▸ Dataset records
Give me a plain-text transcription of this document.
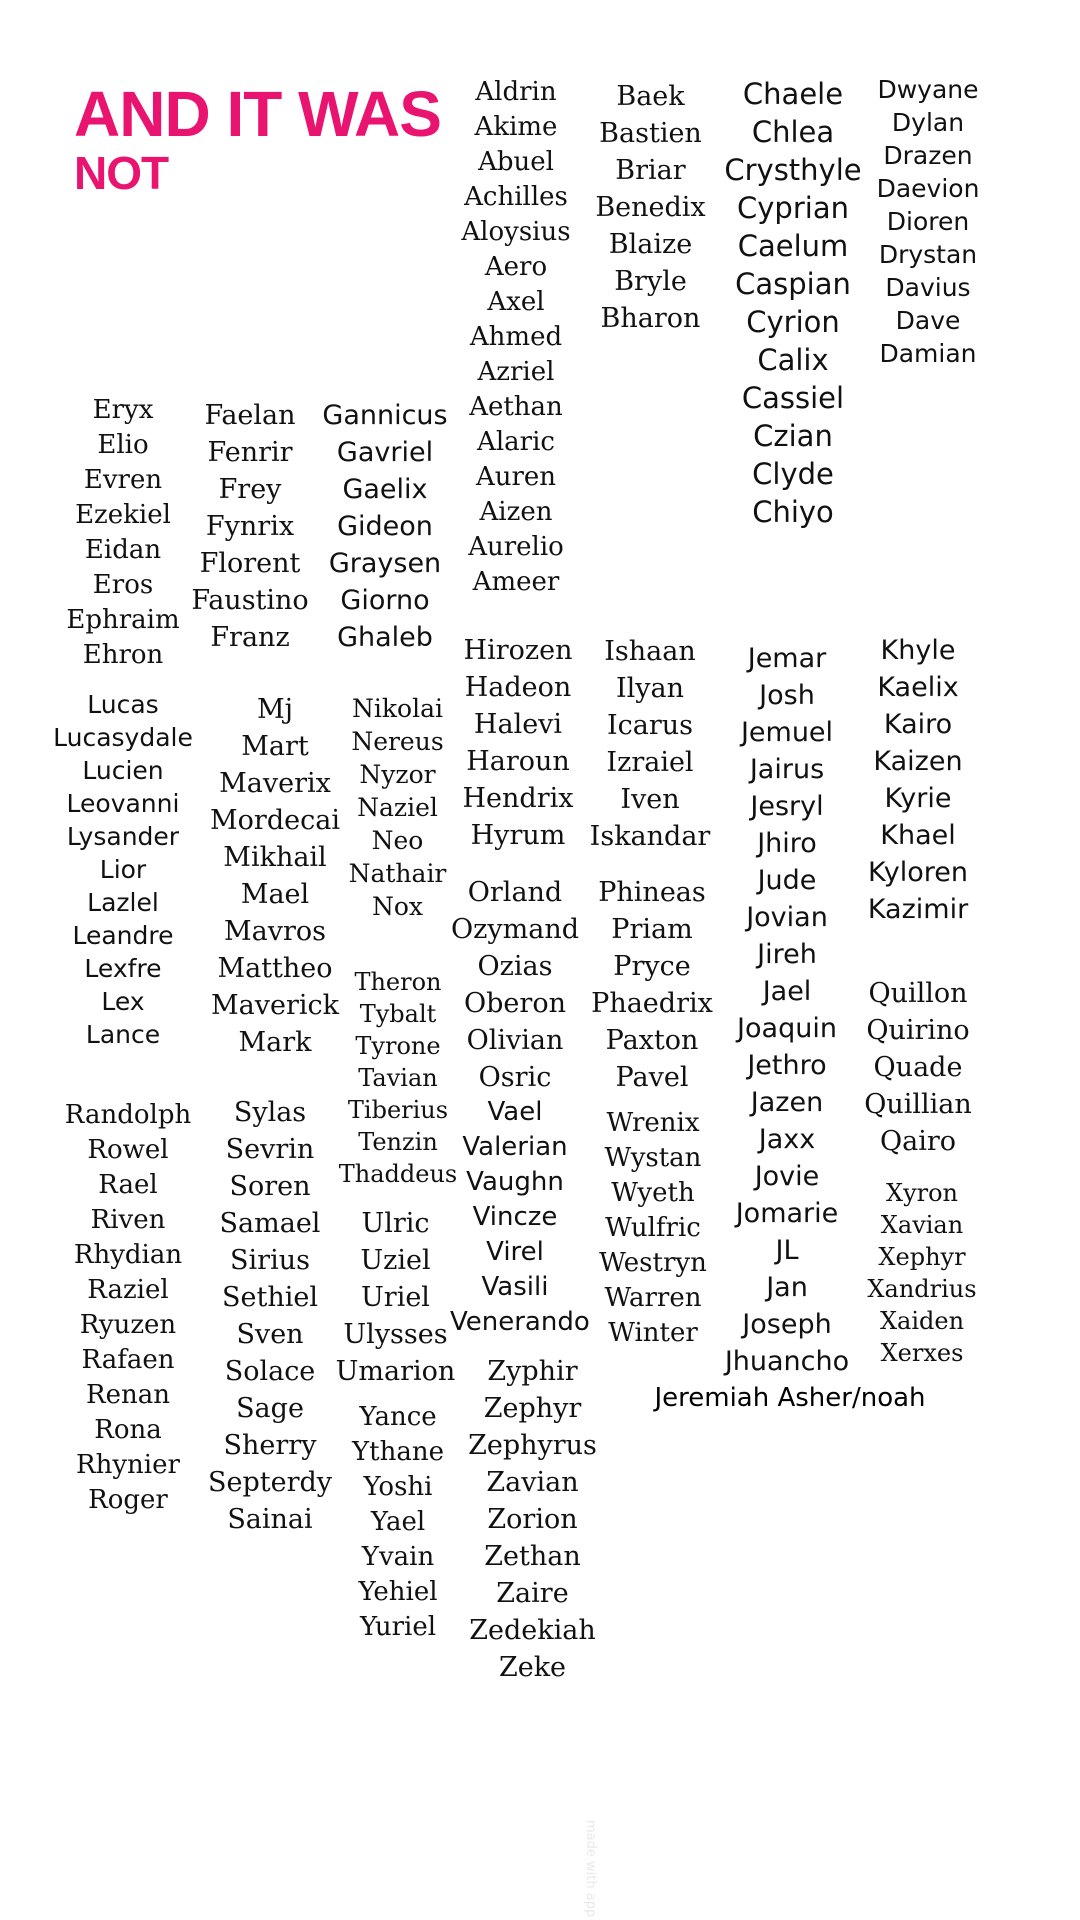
AND IT WAS
NOT
Aldrin
Akime
Abuel
Achilles
Aloysius
Aero
Axel
Ahmed
Azriel
Aethan
Alaric
Auren
Aizen
Aurelio
Ameer
Baek
Bastien
Briar
Benedix
Blaize
Bryle
Bharon
Chaele
Chlea
Crysthyle
Cyprian
Caelum
Caspian
Cyrion
Calix
Cassiel
Czian
Clyde
Chiyo
Dwyane
Dylan
Drazen
Daevion
Dioren
Drystan
Davius
Dave
Damian
Eryx
Elio
Evren
Ezekiel
Eidan
Eros
Ephraim
Ehron
Faelan
Fenrir
Frey
Fynrix
Florent
Faustino
Franz
Gannicus
Gavriel
Gaelix
Gideon
Graysen
Giorno
Ghaleb	Hirozen
Hadeon
Halevi
Haroun
Hendrix
Hyrum
Ishaan
Ilyan
Icarus
Izraiel
Iven
Iskandar
Jemar
Josh
Jemuel
Jairus
Jesryl
Jhiro
Jude
Jovian
Jireh
Jael
Joaquin
Jethro
Jazen
Jaxx
Jovie
Jomarie
JL
Jan
Joseph
Jhuancho
Jeremiah Asher/noah
Khyle
Kaelix
Kairo
Kaizen
Kyrie
Khael
Kyloren
Kazimir
Lucas
Lucasydale
Lucien
Leovanni
Lysander
Lior
Lazlel
Leandre
Lexfre
Lex
Lance
Mj
Mart
Maverix
Mordecai
Mikhail
Mael
Mavros
Mattheo
Maverick
Mark
Nikolai
Nereus
Nyzor
Naziel
Neo
Nathair
Nox	Orland
Ozymand
Ozias
Oberon
Olivian
Osric
Phineas
Priam
Pryce
Phaedrix
Paxton
Pavel
Quillon
Quirino
Quade
Quillian
Qairo
Randolph
Rowel
Rael
Riven
Rhydian
Raziel
Ryuzen
Rafaen
Renan
Rona
Rhynier
Roger
Sylas
Sevrin
Soren
Samael
Sirius
Sethiel
Sven
Solace
Sage
Sherry
Septerdy
Sainai
Theron
Tybalt
Tyrone
Tavian
Tiberius
Tenzin
Thaddeus
Ulric
Uziel
Uriel
Ulysses
Umarion
Vael
Valerian
Vaughn
Vincze
Virel
Vasili
Venerando
Wrenix
Wystan
Wyeth
Wulfric
Westryn
Warren
Winter
Xyron
Xavian
Xephyr
Xandrius
Xaiden
Xerxes
Yance
Ythane
Yoshi
Yael
Yvain
Yehiel
Yuriel
Zyphir
Zephyr
Zephyrus
Zavian
Zorion
Zethan
Zaire
Zedekiah
Zeke
made with app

▸ Task instructions
Leave out the pictures and print each record exactly as it stands.

▸ Result of this exercise
Give me a plain-text transcription of this document.
AND IT WAS
NOT
Aldrin
Akime
Abuel
Achilles
Aloysius
Aero
Axel
Ahmed
Azriel
Aethan
Alaric
Auren
Aizen
Aurelio
Ameer
Baek
Bastien
Briar
Benedix
Blaize
Bryle
Bharon
Chaele
Chlea
Crysthyle
Cyprian
Caelum
Caspian
Cyrion
Calix
Cassiel
Czian
Clyde
Chiyo
Dwyane
Dylan
Drazen
Daevion
Dioren
Drystan
Davius
Dave
Damian
Eryx
Elio
Evren
Ezekiel
Eidan
Eros
Ephraim
Ehron
Faelan
Fenrir
Frey
Fynrix
Florent
Faustino
Franz
Gannicus
Gavriel
Gaelix
Gideon
Graysen
Giorno
Ghaleb	Hirozen
Hadeon
Halevi
Haroun
Hendrix
Hyrum
Ishaan
Ilyan
Icarus
Izraiel
Iven
Iskandar
Jemar
Josh
Jemuel
Jairus
Jesryl
Jhiro
Jude
Jovian
Jireh
Jael
Joaquin
Jethro
Jazen
Jaxx
Jovie
Jomarie
JL
Jan
Joseph
Jhuancho
Jeremiah Asher/noah
Khyle
Kaelix
Kairo
Kaizen
Kyrie
Khael
Kyloren
Kazimir
Lucas
Lucasydale
Lucien
Leovanni
Lysander
Lior
Lazlel
Leandre
Lexfre
Lex
Lance
Mj
Mart
Maverix
Mordecai
Mikhail
Mael
Mavros
Mattheo
Maverick
Mark
Nikolai
Nereus
Nyzor
Naziel
Neo
Nathair
Nox	Orland
Ozymand
Ozias
Oberon
Olivian
Osric
Phineas
Priam
Pryce
Phaedrix
Paxton
Pavel
Quillon
Quirino
Quade
Quillian
Qairo
Randolph
Rowel
Rael
Riven
Rhydian
Raziel
Ryuzen
Rafaen
Renan
Rona
Rhynier
Roger
Sylas
Sevrin
Soren
Samael
Sirius
Sethiel
Sven
Solace
Sage
Sherry
Septerdy
Sainai
Theron
Tybalt
Tyrone
Tavian
Tiberius
Tenzin
Thaddeus
Ulric
Uziel
Uriel
Ulysses
Umarion
Vael
Valerian
Vaughn
Vincze
Virel
Vasili
Venerando
Wrenix
Wystan
Wyeth
Wulfric
Westryn
Warren
Winter
Xyron
Xavian
Xephyr
Xandrius
Xaiden
Xerxes
Yance
Ythane
Yoshi
Yael
Yvain
Yehiel
Yuriel
Zyphir
Zephyr
Zephyrus
Zavian
Zorion
Zethan
Zaire
Zedekiah
Zeke
made with app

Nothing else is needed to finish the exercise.